(Dataset records of document pages)
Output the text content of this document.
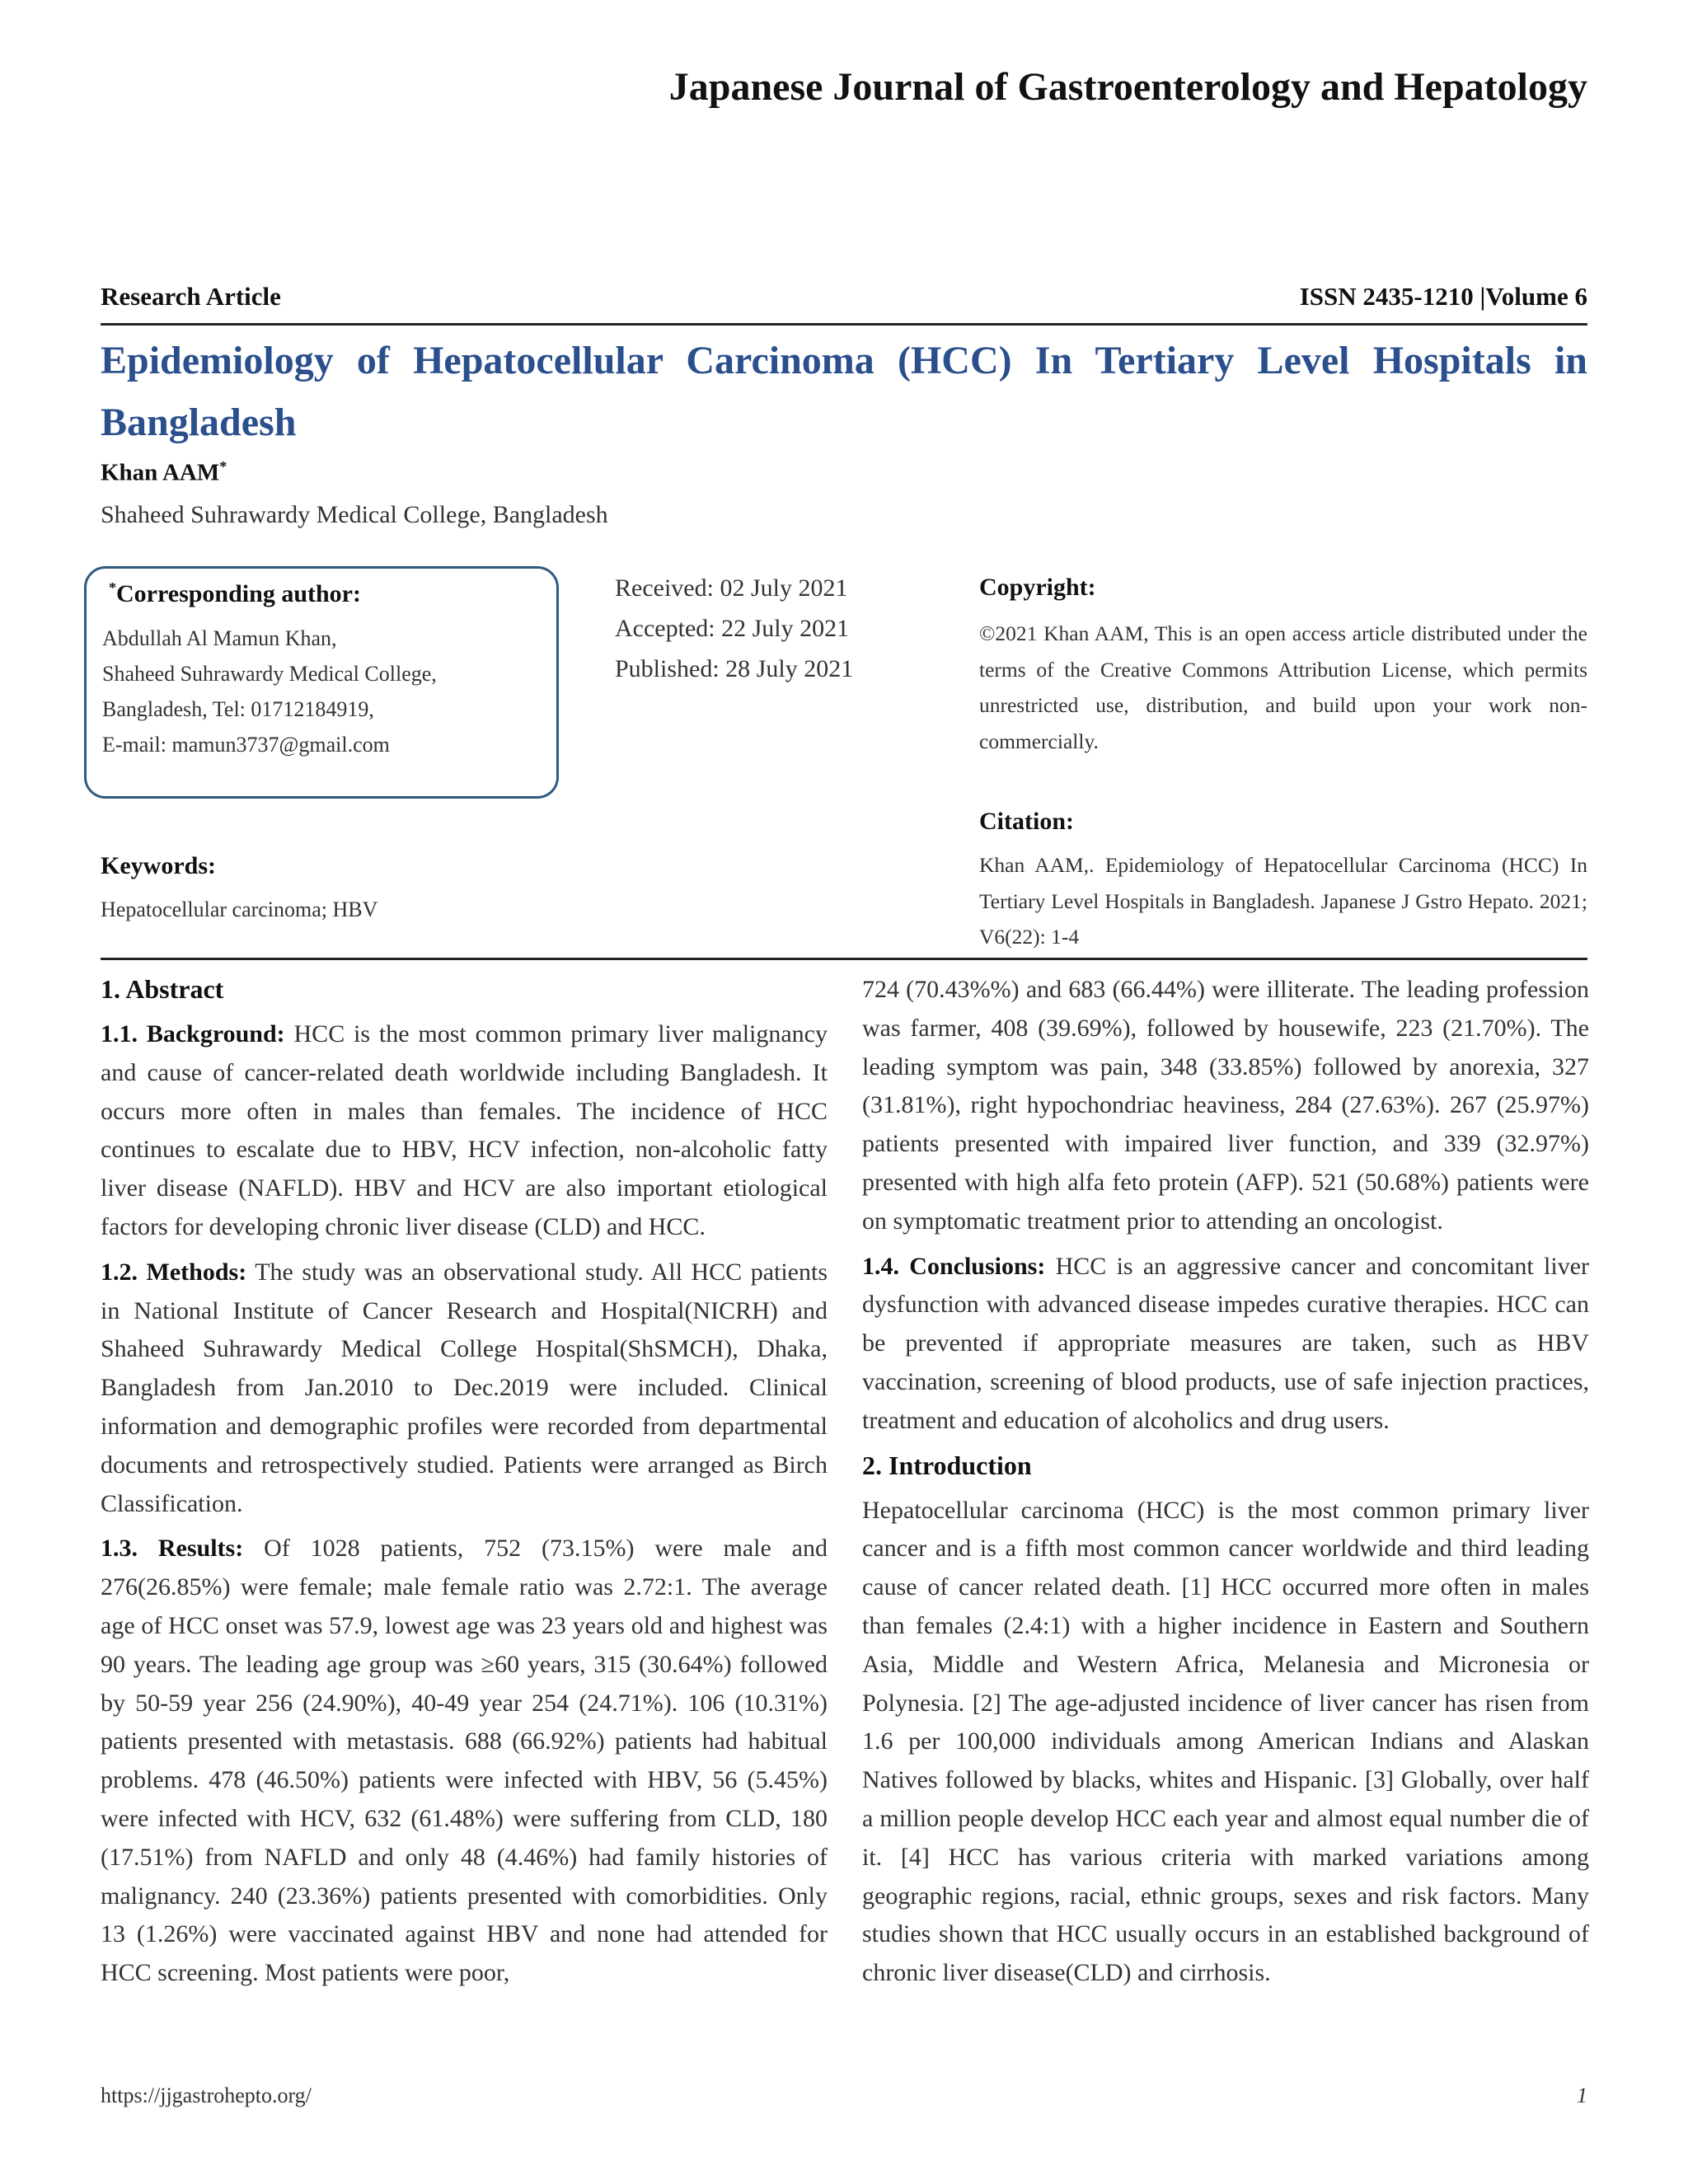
Japanese Journal of Gastroenterology and Hepatology
Research Article	ISSN 2435-1210 |Volume 6
Epidemiology of Hepatocellular Carcinoma (HCC) In Tertiary Level Hospitals in Bangladesh
Khan AAM*
Shaheed Suhrawardy Medical College, Bangladesh
*Corresponding author:
Abdullah Al Mamun Khan,
Shaheed Suhrawardy Medical College,
Bangladesh, Tel: 01712184919,
E-mail: mamun3737@gmail.com
Received: 02 July 2021
Accepted: 22 July 2021
Published: 28 July 2021
Copyright:

©2021 Khan AAM, This is an open access article distributed under the terms of the Creative Commons Attribution License, which permits unrestricted use, distribution, and build upon your work non-commercially.

Citation:

Khan AAM,. Epidemiology of Hepatocellular Carcinoma (HCC) In Tertiary Level Hospitals in Bangladesh. Japanese J Gstro Hepato. 2021; V6(22): 1-4

Keywords:
Hepatocellular carcinoma; HBV
1. Abstract

1.1. Background: HCC is the most common primary liver malignancy and cause of cancer-related death worldwide including Bangladesh. It occurs more often in males than females. The incidence of HCC continues to escalate due to HBV, HCV infection, non-alcoholic fatty liver disease (NAFLD). HBV and HCV are also important etiological factors for developing chronic liver disease (CLD) and HCC.

1.2. Methods: The study was an observational study. All HCC patients in National Institute of Cancer Research and Hospital(NICRH) and Shaheed Suhrawardy Medical College Hospital(ShSMCH), Dhaka, Bangladesh from Jan.2010 to Dec.2019 were included. Clinical information and demographic profiles were recorded from departmental documents and retrospectively studied. Patients were arranged as Birch Classification.

1.3. Results: Of 1028 patients, 752 (73.15%) were male and 276(26.85%) were female; male female ratio was 2.72:1. The average age of HCC onset was 57.9, lowest age was 23 years old and highest was 90 years. The leading age group was ≥60 years, 315 (30.64%) followed by 50-59 year 256 (24.90%), 40-49 year 254 (24.71%). 106 (10.31%) patients presented with metastasis. 688 (66.92%) patients had habitual problems. 478 (46.50%) patients were infected with HBV, 56 (5.45%) were infected with HCV, 632 (61.48%) were suffering from CLD, 180 (17.51%) from NAFLD and only 48 (4.46%) had family histories of malignancy. 240 (23.36%) patients presented with comorbidities. Only 13 (1.26%) were vaccinated against HBV and none had attended for HCC screening. Most patients were poor,

724 (70.43%%) and 683 (66.44%) were illiterate. The leading profession was farmer, 408 (39.69%), followed by housewife, 223 (21.70%). The leading symptom was pain, 348 (33.85%) followed by anorexia, 327 (31.81%), right hypochondriac heaviness, 284 (27.63%). 267 (25.97%) patients presented with impaired liver function, and 339 (32.97%) presented with high alfa feto protein (AFP). 521 (50.68%) patients were on symptomatic treatment prior to attending an oncologist.

1.4. Conclusions: HCC is an aggressive cancer and concomitant liver dysfunction with advanced disease impedes curative therapies. HCC can be prevented if appropriate measures are taken, such as HBV vaccination, screening of blood products, use of safe injection practices, treatment and education of alcoholics and drug users.

2. Introduction

Hepatocellular carcinoma (HCC) is the most common primary liver cancer and is a fifth most common cancer worldwide and third leading cause of cancer related death. [1] HCC occurred more often in males than females (2.4:1) with a higher incidence in Eastern and Southern Asia, Middle and Western Africa, Melanesia and Micronesia or Polynesia. [2] The age-adjusted incidence of liver cancer has risen from 1.6 per 100,000 individuals among American Indians and Alaskan Natives followed by blacks, whites and Hispanic. [3] Globally, over half a million people develop HCC each year and almost equal number die of it. [4] HCC has various criteria with marked variations among geographic regions, racial, ethnic groups, sexes and risk factors. Many studies shown that HCC usually occurs in an established background of chronic liver disease(CLD) and cirrhosis.

https://jjgastrohepto.org/	1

Goal of the exercise —
In the data above, which lines include "Japanese"? Return those lines.

Task response —
Japanese Journal of Gastroenterology and Hepatology
Khan AAM,. Epidemiology of Hepatocellular Carcinoma (HCC) In Tertiary Level Hospitals in Bangladesh. Japanese J Gstro Hepato. 2021; V6(22): 1-4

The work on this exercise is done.